The tasks:
1. Answer these questions using the hypothesis testing lecture.
(a) What does the professor ask students who have not yet done it to take a moment to do?
(b) Does the classical world described in the lecture assign prior probabilities to the two hypotheses?
(c) What is the default hypothesis usually called?
2. Write out everything in the hypothesis testing lecture from "PROFESSOR: OK, if" down to "choose between them.", word for word.

PROFESSOR: OK, if you have not yet done it, please take a moment to go through the course evaluation website and enter your comments for the class. So what we're going to do today to wrap things up is we're going to go through a tour of the world of hypothesis testing. See a few examples of hypothesis tests, starting from simple ones such as the one the setting that we discussed last time in which you just have two hypotheses, you're trying to choose between them.

But also look at more complicated situations in which you have one basic hypothesis. Let's say that you have a fair coin and you want to test it against the hypotheses that your coin is not fair, but that alternative hypothesis is really lots of different hypothesis. So is my coin fair? Is my die fair? Do I have the correct distribution for random variable, and so on. And I'm going to end up with a few general comments about this whole business.

So the sad thing in simple hypothesis testing problems is the following-- we have two possible models, and this is the classical world so we do not have any prior probabilities on the two hypotheses. Usually we want to think of these hypotheses as not being completely symmetrical, but rather one is the default hypothesis, and usually it's referred to as the null hypothesis. And you want to check whether the null hypothesis is true, whether things are normal as you would have expected them to be, or whether it turns out to be false, in which case an alternative hypothesis would be correct.

Stored data

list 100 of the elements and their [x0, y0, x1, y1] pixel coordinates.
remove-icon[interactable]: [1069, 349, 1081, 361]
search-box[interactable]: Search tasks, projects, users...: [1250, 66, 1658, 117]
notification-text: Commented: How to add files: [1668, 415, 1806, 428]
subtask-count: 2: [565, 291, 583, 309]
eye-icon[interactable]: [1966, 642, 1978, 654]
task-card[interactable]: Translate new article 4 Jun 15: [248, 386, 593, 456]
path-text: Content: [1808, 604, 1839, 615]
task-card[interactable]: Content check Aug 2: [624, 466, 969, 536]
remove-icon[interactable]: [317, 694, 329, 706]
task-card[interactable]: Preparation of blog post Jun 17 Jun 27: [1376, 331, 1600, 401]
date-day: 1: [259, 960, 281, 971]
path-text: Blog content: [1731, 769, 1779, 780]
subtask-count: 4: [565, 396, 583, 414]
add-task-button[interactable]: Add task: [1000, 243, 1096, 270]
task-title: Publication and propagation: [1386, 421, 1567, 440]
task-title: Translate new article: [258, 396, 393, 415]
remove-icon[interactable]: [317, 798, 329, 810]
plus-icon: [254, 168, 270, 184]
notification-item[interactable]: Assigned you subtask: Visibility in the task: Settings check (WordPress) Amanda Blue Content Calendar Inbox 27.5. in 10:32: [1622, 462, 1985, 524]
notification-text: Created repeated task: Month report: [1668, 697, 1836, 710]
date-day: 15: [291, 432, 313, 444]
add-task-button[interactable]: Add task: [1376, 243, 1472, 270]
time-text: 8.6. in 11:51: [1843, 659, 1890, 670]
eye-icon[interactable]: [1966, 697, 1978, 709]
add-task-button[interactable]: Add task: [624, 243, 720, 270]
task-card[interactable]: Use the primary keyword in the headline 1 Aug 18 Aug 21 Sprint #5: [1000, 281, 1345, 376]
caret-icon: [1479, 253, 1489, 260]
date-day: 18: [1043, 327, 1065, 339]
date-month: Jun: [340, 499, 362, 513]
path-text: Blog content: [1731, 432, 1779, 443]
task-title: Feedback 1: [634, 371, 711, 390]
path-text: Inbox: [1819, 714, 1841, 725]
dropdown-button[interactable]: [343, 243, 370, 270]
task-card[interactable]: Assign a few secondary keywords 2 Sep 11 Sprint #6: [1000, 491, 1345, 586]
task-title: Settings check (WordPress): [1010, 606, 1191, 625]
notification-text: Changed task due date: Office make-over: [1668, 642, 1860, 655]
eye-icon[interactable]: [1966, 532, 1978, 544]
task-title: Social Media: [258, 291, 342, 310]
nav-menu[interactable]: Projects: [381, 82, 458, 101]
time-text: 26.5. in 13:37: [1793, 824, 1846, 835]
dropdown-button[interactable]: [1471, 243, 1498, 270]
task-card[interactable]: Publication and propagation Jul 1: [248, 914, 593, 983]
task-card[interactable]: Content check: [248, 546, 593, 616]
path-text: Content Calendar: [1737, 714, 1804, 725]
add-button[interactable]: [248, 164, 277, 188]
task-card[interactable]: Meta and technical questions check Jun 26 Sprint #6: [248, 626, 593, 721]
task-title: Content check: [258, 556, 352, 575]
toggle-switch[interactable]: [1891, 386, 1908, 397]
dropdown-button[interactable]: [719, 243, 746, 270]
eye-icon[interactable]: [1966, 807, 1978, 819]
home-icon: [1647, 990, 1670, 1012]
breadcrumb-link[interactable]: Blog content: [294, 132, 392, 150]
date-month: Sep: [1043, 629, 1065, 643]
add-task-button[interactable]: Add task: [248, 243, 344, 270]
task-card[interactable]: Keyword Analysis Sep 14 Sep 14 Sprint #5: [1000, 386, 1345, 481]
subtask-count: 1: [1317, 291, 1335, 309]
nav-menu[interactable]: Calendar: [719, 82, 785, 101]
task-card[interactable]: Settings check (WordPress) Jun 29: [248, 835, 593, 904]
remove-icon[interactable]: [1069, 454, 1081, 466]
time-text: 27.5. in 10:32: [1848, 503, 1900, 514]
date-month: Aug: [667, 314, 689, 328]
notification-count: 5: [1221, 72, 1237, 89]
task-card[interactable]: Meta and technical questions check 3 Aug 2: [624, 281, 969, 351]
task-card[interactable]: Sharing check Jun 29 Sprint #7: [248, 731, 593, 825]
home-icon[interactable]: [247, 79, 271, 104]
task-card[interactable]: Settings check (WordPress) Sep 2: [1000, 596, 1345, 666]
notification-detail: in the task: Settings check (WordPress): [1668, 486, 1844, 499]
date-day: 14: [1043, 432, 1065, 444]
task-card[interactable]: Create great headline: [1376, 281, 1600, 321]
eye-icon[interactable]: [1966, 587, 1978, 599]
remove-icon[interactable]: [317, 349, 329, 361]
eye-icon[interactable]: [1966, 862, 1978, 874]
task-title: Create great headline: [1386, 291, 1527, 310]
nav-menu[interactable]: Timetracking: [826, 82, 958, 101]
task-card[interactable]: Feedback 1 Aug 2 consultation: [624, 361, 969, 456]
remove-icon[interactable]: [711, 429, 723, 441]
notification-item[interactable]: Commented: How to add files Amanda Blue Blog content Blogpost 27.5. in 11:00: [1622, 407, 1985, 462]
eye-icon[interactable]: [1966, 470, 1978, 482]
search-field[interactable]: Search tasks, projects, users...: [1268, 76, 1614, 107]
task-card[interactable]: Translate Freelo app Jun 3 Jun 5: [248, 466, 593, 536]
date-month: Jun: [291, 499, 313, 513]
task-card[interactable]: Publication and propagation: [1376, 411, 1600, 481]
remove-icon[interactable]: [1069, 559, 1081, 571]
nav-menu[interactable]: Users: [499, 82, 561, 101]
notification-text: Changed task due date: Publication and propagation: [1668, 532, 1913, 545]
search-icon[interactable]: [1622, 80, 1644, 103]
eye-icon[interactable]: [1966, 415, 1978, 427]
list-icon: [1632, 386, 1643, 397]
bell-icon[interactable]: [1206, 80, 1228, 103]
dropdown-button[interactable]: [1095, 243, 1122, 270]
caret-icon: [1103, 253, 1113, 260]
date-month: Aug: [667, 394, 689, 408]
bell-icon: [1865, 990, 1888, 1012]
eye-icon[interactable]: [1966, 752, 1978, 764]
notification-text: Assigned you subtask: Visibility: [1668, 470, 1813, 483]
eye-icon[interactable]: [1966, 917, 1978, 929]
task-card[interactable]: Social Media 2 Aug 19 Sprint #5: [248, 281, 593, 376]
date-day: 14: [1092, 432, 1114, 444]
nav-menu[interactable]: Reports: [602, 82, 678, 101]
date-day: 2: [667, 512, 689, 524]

Solutions to the exercise:
1.
(a) Go through the course evaluation website and enter their comments for the class.
(b) No, there are no prior probabilities on the two hypotheses.
(c) The null hypothesis.

2.
PROFESSOR: OK, if you have not yet done it, please take a moment to go through the course evaluation website and enter your comments for the class. So what we're going to do today to wrap things up is we're going to go through a tour of the world of hypothesis testing. See a few examples of hypothesis tests, starting from simple ones such as the one the setting that we discussed last time in which you just have two hypotheses, you're trying to choose between them.